>> start Data excerpts

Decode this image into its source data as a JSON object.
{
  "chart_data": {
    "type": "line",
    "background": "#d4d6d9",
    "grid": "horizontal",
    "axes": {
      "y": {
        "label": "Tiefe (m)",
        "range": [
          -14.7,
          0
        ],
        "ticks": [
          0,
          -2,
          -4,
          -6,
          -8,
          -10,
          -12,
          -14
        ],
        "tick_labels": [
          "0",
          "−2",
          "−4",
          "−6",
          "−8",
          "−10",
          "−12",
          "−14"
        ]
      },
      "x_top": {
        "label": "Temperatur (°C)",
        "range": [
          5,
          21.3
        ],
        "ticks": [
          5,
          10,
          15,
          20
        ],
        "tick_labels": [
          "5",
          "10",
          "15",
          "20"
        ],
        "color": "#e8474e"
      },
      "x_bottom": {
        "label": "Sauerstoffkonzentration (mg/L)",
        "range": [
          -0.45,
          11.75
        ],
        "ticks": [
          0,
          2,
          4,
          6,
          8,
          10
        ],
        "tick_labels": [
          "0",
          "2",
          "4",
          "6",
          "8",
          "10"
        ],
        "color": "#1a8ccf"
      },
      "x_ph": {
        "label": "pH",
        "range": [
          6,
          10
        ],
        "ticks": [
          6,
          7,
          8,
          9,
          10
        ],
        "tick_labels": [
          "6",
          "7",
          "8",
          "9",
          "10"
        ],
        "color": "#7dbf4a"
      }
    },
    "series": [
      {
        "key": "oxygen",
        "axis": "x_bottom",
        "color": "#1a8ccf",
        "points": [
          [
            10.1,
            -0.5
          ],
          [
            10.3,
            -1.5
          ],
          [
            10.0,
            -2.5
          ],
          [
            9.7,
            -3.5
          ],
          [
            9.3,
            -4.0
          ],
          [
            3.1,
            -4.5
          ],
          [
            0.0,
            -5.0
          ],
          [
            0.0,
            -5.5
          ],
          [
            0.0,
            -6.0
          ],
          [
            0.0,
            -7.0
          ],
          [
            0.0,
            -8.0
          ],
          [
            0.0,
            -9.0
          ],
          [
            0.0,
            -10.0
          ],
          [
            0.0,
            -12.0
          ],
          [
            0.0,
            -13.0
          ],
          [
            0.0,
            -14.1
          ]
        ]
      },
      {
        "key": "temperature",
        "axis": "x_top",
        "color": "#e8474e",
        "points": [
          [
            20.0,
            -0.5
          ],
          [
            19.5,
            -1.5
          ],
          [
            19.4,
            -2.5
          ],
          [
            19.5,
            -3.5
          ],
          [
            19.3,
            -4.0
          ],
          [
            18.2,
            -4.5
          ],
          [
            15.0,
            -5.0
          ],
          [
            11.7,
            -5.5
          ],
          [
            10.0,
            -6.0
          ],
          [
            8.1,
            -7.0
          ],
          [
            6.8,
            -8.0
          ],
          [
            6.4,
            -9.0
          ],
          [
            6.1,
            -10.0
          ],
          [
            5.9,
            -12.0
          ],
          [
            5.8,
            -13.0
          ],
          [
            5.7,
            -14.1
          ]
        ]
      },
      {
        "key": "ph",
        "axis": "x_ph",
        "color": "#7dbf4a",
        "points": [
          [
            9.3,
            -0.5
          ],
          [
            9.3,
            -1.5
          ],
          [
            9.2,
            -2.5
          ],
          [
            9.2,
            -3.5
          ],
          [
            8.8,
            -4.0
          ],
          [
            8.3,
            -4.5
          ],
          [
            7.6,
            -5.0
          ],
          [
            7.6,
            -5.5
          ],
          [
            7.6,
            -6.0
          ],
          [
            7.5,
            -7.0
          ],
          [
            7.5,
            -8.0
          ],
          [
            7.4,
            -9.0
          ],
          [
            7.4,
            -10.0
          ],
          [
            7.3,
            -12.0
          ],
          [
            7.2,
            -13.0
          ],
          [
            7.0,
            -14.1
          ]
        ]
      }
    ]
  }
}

>> end Data excerpts

* Goal of the exercise: Word for word, write out the data.

* Full solution:
Decode this image into its source data as a JSON object.
{
  "chart_data": {
    "type": "line",
    "background": "#d4d6d9",
    "grid": "horizontal",
    "axes": {
      "y": {
        "label": "Tiefe (m)",
        "range": [
          -14.7,
          0
        ],
        "ticks": [
          0,
          -2,
          -4,
          -6,
          -8,
          -10,
          -12,
          -14
        ],
        "tick_labels": [
          "0",
          "−2",
          "−4",
          "−6",
          "−8",
          "−10",
          "−12",
          "−14"
        ]
      },
      "x_top": {
        "label": "Temperatur (°C)",
        "range": [
          5,
          21.3
        ],
        "ticks": [
          5,
          10,
          15,
          20
        ],
        "tick_labels": [
          "5",
          "10",
          "15",
          "20"
        ],
        "color": "#e8474e"
      },
      "x_bottom": {
        "label": "Sauerstoffkonzentration (mg/L)",
        "range": [
          -0.45,
          11.75
        ],
        "ticks": [
          0,
          2,
          4,
          6,
          8,
          10
        ],
        "tick_labels": [
          "0",
          "2",
          "4",
          "6",
          "8",
          "10"
        ],
        "color": "#1a8ccf"
      },
      "x_ph": {
        "label": "pH",
        "range": [
          6,
          10
        ],
        "ticks": [
          6,
          7,
          8,
          9,
          10
        ],
        "tick_labels": [
          "6",
          "7",
          "8",
          "9",
          "10"
        ],
        "color": "#7dbf4a"
      }
    },
    "series": [
      {
        "key": "oxygen",
        "axis": "x_bottom",
        "color": "#1a8ccf",
        "points": [
          [
            10.1,
            -0.5
          ],
          [
            10.3,
            -1.5
          ],
          [
            10.0,
            -2.5
          ],
          [
            9.7,
            -3.5
          ],
          [
            9.3,
            -4.0
          ],
          [
            3.1,
            -4.5
          ],
          [
            0.0,
            -5.0
          ],
          [
            0.0,
            -5.5
          ],
          [
            0.0,
            -6.0
          ],
          [
            0.0,
            -7.0
          ],
          [
            0.0,
            -8.0
          ],
          [
            0.0,
            -9.0
          ],
          [
            0.0,
            -10.0
          ],
          [
            0.0,
            -12.0
          ],
          [
            0.0,
            -13.0
          ],
          [
            0.0,
            -14.1
          ]
        ]
      },
      {
        "key": "temperature",
        "axis": "x_top",
        "color": "#e8474e",
        "points": [
          [
            20.0,
            -0.5
          ],
          [
            19.5,
            -1.5
          ],
          [
            19.4,
            -2.5
          ],
          [
            19.5,
            -3.5
          ],
          [
            19.3,
            -4.0
          ],
          [
            18.2,
            -4.5
          ],
          [
            15.0,
            -5.0
          ],
          [
            11.7,
            -5.5
          ],
          [
            10.0,
            -6.0
          ],
          [
            8.1,
            -7.0
          ],
          [
            6.8,
            -8.0
          ],
          [
            6.4,
            -9.0
          ],
          [
            6.1,
            -10.0
          ],
          [
            5.9,
            -12.0
          ],
          [
            5.8,
            -13.0
          ],
          [
            5.7,
            -14.1
          ]
        ]
      },
      {
        "key": "ph",
        "axis": "x_ph",
        "color": "#7dbf4a",
        "points": [
          [
            9.3,
            -0.5
          ],
          [
            9.3,
            -1.5
          ],
          [
            9.2,
            -2.5
          ],
          [
            9.2,
            -3.5
          ],
          [
            8.8,
            -4.0
          ],
          [
            8.3,
            -4.5
          ],
          [
            7.6,
            -5.0
          ],
          [
            7.6,
            -5.5
          ],
          [
            7.6,
            -6.0
          ],
          [
            7.5,
            -7.0
          ],
          [
            7.5,
            -8.0
          ],
          [
            7.4,
            -9.0
          ],
          [
            7.4,
            -10.0
          ],
          [
            7.3,
            -12.0
          ],
          [
            7.2,
            -13.0
          ],
          [
            7.0,
            -14.1
          ]
        ]
      }
    ]
  }
}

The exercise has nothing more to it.